--- BEGIN ---

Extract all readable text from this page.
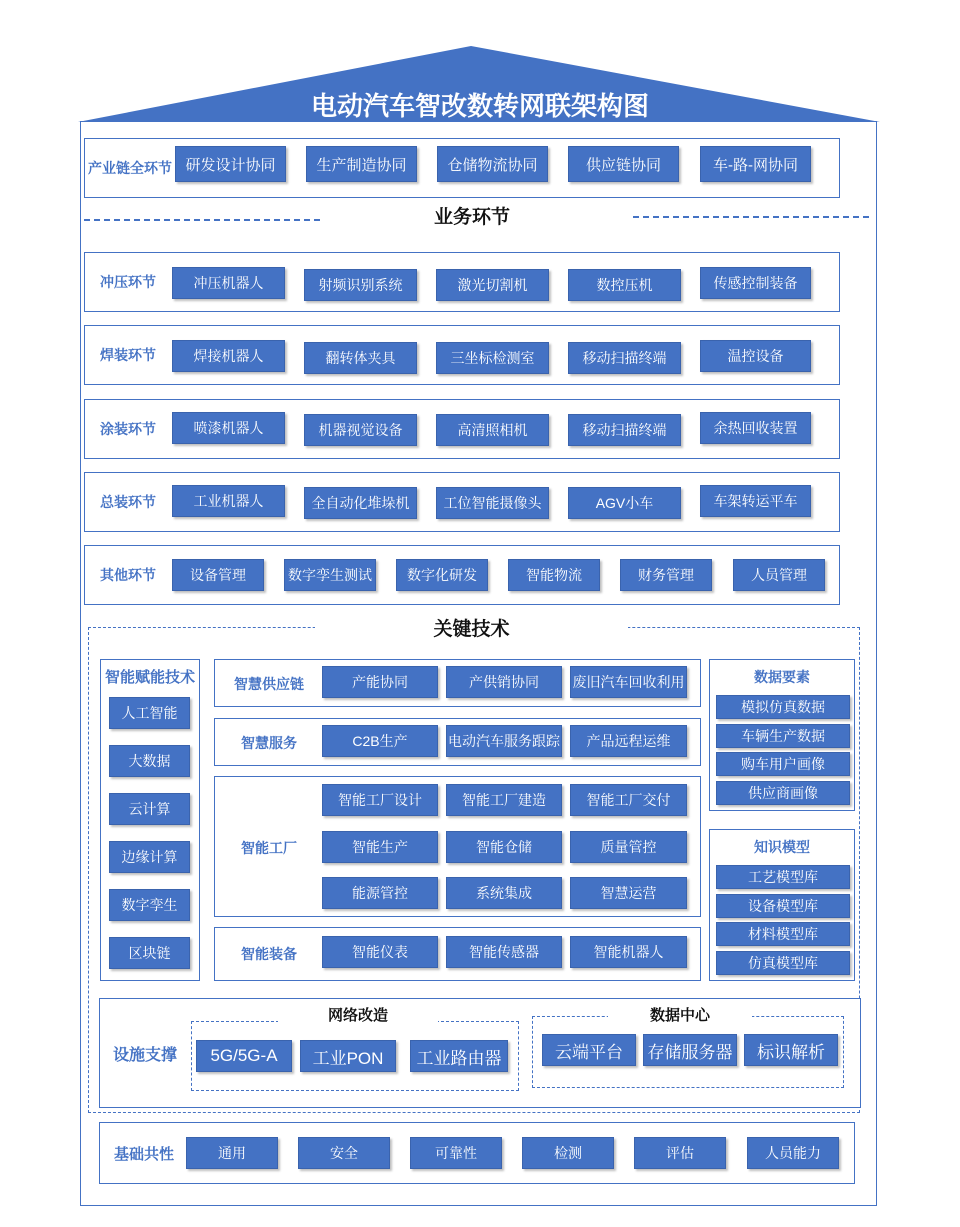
电动汽车智改数转网联架构图
产业链全环节 研发设计协同	生产制造协同	仓储物流协同	供应链协同	车-路-网协同
业务环节
冲压环节	冲压机器人	射频识别系统	激光切割机	数控压机	传感控制装备
焊装环节	焊接机器人	翻转体夹具	三坐标检测室	移动扫描终端	温控设备
涂装环节	喷漆机器人	机器视觉设备	高清照相机	移动扫描终端	余热回收装置
总装环节	工业机器人	全自动化堆垛机	工位智能摄像头	AGV小车	车架转运平车
其他环节	设备管理	数字孪生测试	数字化研发	智能物流	财务管理	人员管理
关键技术
智能赋能技术
人工智能
大数据
云计算
边缘计算
数字孪生
区块链
智慧供应链	产能协同	产供销协同	废旧汽车回收利用
智慧服务	C2B生产	电动汽车服务跟踪	产品远程运维
智能工厂
智能工厂设计	智能工厂建造	智能工厂交付
智能生产	智能仓储	质量管控
能源管控	系统集成	智慧运营
智能装备	智能仪表	智能传感器	智能机器人
数据要素
模拟仿真数据
车辆生产数据
购车用户画像
供应商画像
知识模型
工艺模型库
设备模型库
材料模型库
仿真模型库
设施支撑
网络改造
5G/5G-A	工业PON	工业路由器
数据中心
云端平台	存储服务器	标识解析
基础共性	通用	安全	可靠性	检测	评估	人员能力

--- END ---

## What you are asked to do
Copy out all of the data word for word. Do not carry over any picture.

## Exercise response
Extract all readable text from this page.
电动汽车智改数转网联架构图
产业链全环节 研发设计协同	生产制造协同	仓储物流协同	供应链协同	车-路-网协同
业务环节
冲压环节	冲压机器人	射频识别系统	激光切割机	数控压机	传感控制装备
焊装环节	焊接机器人	翻转体夹具	三坐标检测室	移动扫描终端	温控设备
涂装环节	喷漆机器人	机器视觉设备	高清照相机	移动扫描终端	余热回收装置
总装环节	工业机器人	全自动化堆垛机	工位智能摄像头	AGV小车	车架转运平车
其他环节	设备管理	数字孪生测试	数字化研发	智能物流	财务管理	人员管理
关键技术
智能赋能技术
人工智能
大数据
云计算
边缘计算
数字孪生
区块链
智慧供应链	产能协同	产供销协同	废旧汽车回收利用
智慧服务	C2B生产	电动汽车服务跟踪	产品远程运维
智能工厂
智能工厂设计	智能工厂建造	智能工厂交付
智能生产	智能仓储	质量管控
能源管控	系统集成	智慧运营
智能装备	智能仪表	智能传感器	智能机器人
数据要素
模拟仿真数据
车辆生产数据
购车用户画像
供应商画像
知识模型
工艺模型库
设备模型库
材料模型库
仿真模型库
设施支撑
网络改造
5G/5G-A	工业PON	工业路由器
数据中心
云端平台	存储服务器	标识解析
基础共性	通用	安全	可靠性	检测	评估	人员能力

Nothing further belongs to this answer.